── Available records

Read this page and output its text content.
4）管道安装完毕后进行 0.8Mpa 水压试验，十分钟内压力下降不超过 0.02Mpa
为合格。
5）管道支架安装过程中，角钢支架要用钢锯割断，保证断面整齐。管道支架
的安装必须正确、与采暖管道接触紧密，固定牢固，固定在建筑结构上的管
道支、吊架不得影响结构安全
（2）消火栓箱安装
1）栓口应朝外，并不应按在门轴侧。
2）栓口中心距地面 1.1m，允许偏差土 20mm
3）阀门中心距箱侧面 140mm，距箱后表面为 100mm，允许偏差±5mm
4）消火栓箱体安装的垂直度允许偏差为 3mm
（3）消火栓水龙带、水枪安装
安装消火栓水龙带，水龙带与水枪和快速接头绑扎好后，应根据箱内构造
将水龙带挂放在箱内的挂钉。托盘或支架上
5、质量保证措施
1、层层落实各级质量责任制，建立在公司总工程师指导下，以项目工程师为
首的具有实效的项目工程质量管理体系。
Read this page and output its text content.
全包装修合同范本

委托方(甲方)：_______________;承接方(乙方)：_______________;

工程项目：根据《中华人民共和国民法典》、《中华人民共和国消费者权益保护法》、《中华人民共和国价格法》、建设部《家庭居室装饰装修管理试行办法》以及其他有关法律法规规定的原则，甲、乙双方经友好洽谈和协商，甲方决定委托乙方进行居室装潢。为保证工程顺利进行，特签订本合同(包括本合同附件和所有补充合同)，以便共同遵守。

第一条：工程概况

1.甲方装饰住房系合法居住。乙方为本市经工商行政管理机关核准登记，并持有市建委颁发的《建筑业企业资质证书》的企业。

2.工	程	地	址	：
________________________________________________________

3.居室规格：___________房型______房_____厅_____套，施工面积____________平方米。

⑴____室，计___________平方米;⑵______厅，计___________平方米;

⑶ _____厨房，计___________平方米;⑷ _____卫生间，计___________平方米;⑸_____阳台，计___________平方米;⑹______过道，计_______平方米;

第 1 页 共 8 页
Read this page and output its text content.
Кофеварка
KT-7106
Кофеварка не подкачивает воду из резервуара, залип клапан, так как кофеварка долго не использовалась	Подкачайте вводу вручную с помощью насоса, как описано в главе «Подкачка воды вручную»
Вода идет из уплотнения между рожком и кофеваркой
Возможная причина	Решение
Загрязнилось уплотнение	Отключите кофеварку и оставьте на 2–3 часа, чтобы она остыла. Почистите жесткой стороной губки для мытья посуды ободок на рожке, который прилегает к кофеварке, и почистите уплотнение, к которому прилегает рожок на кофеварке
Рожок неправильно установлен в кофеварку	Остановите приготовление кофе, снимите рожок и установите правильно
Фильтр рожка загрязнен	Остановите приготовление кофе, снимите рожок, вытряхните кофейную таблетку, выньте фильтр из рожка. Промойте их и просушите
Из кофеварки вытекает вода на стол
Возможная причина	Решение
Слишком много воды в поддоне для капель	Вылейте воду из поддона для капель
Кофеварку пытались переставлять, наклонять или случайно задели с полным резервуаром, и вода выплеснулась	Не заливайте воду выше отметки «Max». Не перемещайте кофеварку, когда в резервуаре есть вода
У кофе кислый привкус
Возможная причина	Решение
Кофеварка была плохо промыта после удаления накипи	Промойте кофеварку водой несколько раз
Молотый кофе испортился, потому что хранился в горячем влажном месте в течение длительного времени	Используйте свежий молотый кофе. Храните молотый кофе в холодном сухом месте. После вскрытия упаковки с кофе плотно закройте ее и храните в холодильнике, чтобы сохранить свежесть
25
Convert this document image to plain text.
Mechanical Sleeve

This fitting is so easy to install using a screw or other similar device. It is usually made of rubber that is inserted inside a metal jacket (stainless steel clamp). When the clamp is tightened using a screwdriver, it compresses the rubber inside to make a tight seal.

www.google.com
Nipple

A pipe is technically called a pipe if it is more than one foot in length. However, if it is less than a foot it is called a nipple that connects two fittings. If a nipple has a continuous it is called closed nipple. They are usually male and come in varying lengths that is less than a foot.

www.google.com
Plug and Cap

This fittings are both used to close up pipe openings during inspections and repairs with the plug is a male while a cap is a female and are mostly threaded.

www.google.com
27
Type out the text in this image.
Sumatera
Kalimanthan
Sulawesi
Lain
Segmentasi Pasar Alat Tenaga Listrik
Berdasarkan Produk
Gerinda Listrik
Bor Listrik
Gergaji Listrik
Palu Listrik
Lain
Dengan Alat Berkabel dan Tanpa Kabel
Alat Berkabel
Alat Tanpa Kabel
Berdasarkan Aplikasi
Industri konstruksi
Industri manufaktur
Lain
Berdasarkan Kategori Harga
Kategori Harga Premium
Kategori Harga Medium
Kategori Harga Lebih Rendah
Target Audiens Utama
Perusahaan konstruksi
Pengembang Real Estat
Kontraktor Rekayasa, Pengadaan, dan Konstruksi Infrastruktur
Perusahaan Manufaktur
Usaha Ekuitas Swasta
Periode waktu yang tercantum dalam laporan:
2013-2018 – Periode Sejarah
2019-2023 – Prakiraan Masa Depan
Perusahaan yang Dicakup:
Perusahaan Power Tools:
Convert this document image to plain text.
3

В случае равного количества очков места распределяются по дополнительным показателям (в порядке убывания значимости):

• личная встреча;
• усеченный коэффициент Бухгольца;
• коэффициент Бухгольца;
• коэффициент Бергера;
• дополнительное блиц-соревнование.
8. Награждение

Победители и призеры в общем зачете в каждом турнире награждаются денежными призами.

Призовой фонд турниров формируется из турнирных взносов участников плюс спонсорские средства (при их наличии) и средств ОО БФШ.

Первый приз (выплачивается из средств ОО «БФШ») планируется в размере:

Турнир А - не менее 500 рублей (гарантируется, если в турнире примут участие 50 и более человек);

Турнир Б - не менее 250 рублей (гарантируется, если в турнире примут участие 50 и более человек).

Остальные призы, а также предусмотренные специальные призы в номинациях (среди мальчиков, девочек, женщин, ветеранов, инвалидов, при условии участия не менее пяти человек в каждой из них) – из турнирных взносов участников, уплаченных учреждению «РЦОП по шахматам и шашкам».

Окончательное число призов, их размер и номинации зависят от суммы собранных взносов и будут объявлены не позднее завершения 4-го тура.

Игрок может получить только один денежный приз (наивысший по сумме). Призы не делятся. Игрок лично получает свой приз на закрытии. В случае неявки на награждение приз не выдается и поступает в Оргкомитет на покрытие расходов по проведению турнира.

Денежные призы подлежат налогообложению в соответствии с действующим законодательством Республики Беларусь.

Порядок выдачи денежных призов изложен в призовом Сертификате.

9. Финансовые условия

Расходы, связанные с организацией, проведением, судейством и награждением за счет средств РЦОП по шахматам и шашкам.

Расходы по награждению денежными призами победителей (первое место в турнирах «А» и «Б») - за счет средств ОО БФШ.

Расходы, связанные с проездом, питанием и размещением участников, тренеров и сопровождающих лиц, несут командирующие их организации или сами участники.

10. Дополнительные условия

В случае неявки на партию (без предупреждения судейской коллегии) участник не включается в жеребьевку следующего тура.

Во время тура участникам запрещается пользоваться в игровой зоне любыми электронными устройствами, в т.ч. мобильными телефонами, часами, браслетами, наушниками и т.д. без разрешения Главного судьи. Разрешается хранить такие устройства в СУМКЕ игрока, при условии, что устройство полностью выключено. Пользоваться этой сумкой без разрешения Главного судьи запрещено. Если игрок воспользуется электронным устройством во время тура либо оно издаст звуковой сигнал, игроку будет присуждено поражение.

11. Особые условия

────

The request - Above are some records; repeat all of them exactly.

Solution for this exercise -
Read this page and output its text content.
4）管道安装完毕后进行 0.8Mpa 水压试验，十分钟内压力下降不超过 0.02Mpa
为合格。
5）管道支架安装过程中，角钢支架要用钢锯割断，保证断面整齐。管道支架
的安装必须正确、与采暖管道接触紧密，固定牢固，固定在建筑结构上的管
道支、吊架不得影响结构安全
（2）消火栓箱安装
1）栓口应朝外，并不应按在门轴侧。
2）栓口中心距地面 1.1m，允许偏差土 20mm
3）阀门中心距箱侧面 140mm，距箱后表面为 100mm，允许偏差±5mm
4）消火栓箱体安装的垂直度允许偏差为 3mm
（3）消火栓水龙带、水枪安装
安装消火栓水龙带，水龙带与水枪和快速接头绑扎好后，应根据箱内构造
将水龙带挂放在箱内的挂钉。托盘或支架上
5、质量保证措施
1、层层落实各级质量责任制，建立在公司总工程师指导下，以项目工程师为
首的具有实效的项目工程质量管理体系。
Read this page and output its text content.
全包装修合同范本

委托方(甲方)：_______________;承接方(乙方)：_______________;

工程项目：根据《中华人民共和国民法典》、《中华人民共和国消费者权益保护法》、《中华人民共和国价格法》、建设部《家庭居室装饰装修管理试行办法》以及其他有关法律法规规定的原则，甲、乙双方经友好洽谈和协商，甲方决定委托乙方进行居室装潢。为保证工程顺利进行，特签订本合同(包括本合同附件和所有补充合同)，以便共同遵守。

第一条：工程概况

1.甲方装饰住房系合法居住。乙方为本市经工商行政管理机关核准登记，并持有市建委颁发的《建筑业企业资质证书》的企业。

2.工	程	地	址	：
________________________________________________________

3.居室规格：___________房型______房_____厅_____套，施工面积____________平方米。

⑴____室，计___________平方米;⑵______厅，计___________平方米;

⑶ _____厨房，计___________平方米;⑷ _____卫生间，计___________平方米;⑸_____阳台，计___________平方米;⑹______过道，计_______平方米;

第 1 页 共 8 页
Read this page and output its text content.
Кофеварка
KT-7106
Кофеварка не подкачивает воду из резервуара, залип клапан, так как кофеварка долго не использовалась	Подкачайте вводу вручную с помощью насоса, как описано в главе «Подкачка воды вручную»
Вода идет из уплотнения между рожком и кофеваркой
Возможная причина	Решение
Загрязнилось уплотнение	Отключите кофеварку и оставьте на 2–3 часа, чтобы она остыла. Почистите жесткой стороной губки для мытья посуды ободок на рожке, который прилегает к кофеварке, и почистите уплотнение, к которому прилегает рожок на кофеварке
Рожок неправильно установлен в кофеварку	Остановите приготовление кофе, снимите рожок и установите правильно
Фильтр рожка загрязнен	Остановите приготовление кофе, снимите рожок, вытряхните кофейную таблетку, выньте фильтр из рожка. Промойте их и просушите
Из кофеварки вытекает вода на стол
Возможная причина	Решение
Слишком много воды в поддоне для капель	Вылейте воду из поддона для капель
Кофеварку пытались переставлять, наклонять или случайно задели с полным резервуаром, и вода выплеснулась	Не заливайте воду выше отметки «Max». Не перемещайте кофеварку, когда в резервуаре есть вода
У кофе кислый привкус
Возможная причина	Решение
Кофеварка была плохо промыта после удаления накипи	Промойте кофеварку водой несколько раз
Молотый кофе испортился, потому что хранился в горячем влажном месте в течение длительного времени	Используйте свежий молотый кофе. Храните молотый кофе в холодном сухом месте. После вскрытия упаковки с кофе плотно закройте ее и храните в холодильнике, чтобы сохранить свежесть
25
Convert this document image to plain text.
Mechanical Sleeve

This fitting is so easy to install using a screw or other similar device. It is usually made of rubber that is inserted inside a metal jacket (stainless steel clamp). When the clamp is tightened using a screwdriver, it compresses the rubber inside to make a tight seal.

www.google.com
Nipple

A pipe is technically called a pipe if it is more than one foot in length. However, if it is less than a foot it is called a nipple that connects two fittings. If a nipple has a continuous it is called closed nipple. They are usually male and come in varying lengths that is less than a foot.

www.google.com
Plug and Cap

This fittings are both used to close up pipe openings during inspections and repairs with the plug is a male while a cap is a female and are mostly threaded.

www.google.com
27
Type out the text in this image.
Sumatera
Kalimanthan
Sulawesi
Lain
Segmentasi Pasar Alat Tenaga Listrik
Berdasarkan Produk
Gerinda Listrik
Bor Listrik
Gergaji Listrik
Palu Listrik
Lain
Dengan Alat Berkabel dan Tanpa Kabel
Alat Berkabel
Alat Tanpa Kabel
Berdasarkan Aplikasi
Industri konstruksi
Industri manufaktur
Lain
Berdasarkan Kategori Harga
Kategori Harga Premium
Kategori Harga Medium
Kategori Harga Lebih Rendah
Target Audiens Utama
Perusahaan konstruksi
Pengembang Real Estat
Kontraktor Rekayasa, Pengadaan, dan Konstruksi Infrastruktur
Perusahaan Manufaktur
Usaha Ekuitas Swasta
Periode waktu yang tercantum dalam laporan:
2013-2018 – Periode Sejarah
2019-2023 – Prakiraan Masa Depan
Perusahaan yang Dicakup:
Perusahaan Power Tools:
Convert this document image to plain text.
3

В случае равного количества очков места распределяются по дополнительным показателям (в порядке убывания значимости):

• личная встреча;
• усеченный коэффициент Бухгольца;
• коэффициент Бухгольца;
• коэффициент Бергера;
• дополнительное блиц-соревнование.
8. Награждение

Победители и призеры в общем зачете в каждом турнире награждаются денежными призами.

Призовой фонд турниров формируется из турнирных взносов участников плюс спонсорские средства (при их наличии) и средств ОО БФШ.

Первый приз (выплачивается из средств ОО «БФШ») планируется в размере:

Турнир А - не менее 500 рублей (гарантируется, если в турнире примут участие 50 и более человек);

Турнир Б - не менее 250 рублей (гарантируется, если в турнире примут участие 50 и более человек).

Остальные призы, а также предусмотренные специальные призы в номинациях (среди мальчиков, девочек, женщин, ветеранов, инвалидов, при условии участия не менее пяти человек в каждой из них) – из турнирных взносов участников, уплаченных учреждению «РЦОП по шахматам и шашкам».

Окончательное число призов, их размер и номинации зависят от суммы собранных взносов и будут объявлены не позднее завершения 4-го тура.

Игрок может получить только один денежный приз (наивысший по сумме). Призы не делятся. Игрок лично получает свой приз на закрытии. В случае неявки на награждение приз не выдается и поступает в Оргкомитет на покрытие расходов по проведению турнира.

Денежные призы подлежат налогообложению в соответствии с действующим законодательством Республики Беларусь.

Порядок выдачи денежных призов изложен в призовом Сертификате.

9. Финансовые условия

Расходы, связанные с организацией, проведением, судейством и награждением за счет средств РЦОП по шахматам и шашкам.

Расходы по награждению денежными призами победителей (первое место в турнирах «А» и «Б») - за счет средств ОО БФШ.

Расходы, связанные с проездом, питанием и размещением участников, тренеров и сопровождающих лиц, несут командирующие их организации или сами участники.

10. Дополнительные условия

В случае неявки на партию (без предупреждения судейской коллегии) участник не включается в жеребьевку следующего тура.

Во время тура участникам запрещается пользоваться в игровой зоне любыми электронными устройствами, в т.ч. мобильными телефонами, часами, браслетами, наушниками и т.д. без разрешения Главного судьи. Разрешается хранить такие устройства в СУМКЕ игрока, при условии, что устройство полностью выключено. Пользоваться этой сумкой без разрешения Главного судьи запрещено. Если игрок воспользуется электронным устройством во время тура либо оно издаст звуковой сигнал, игроку будет присуждено поражение.

11. Особые условия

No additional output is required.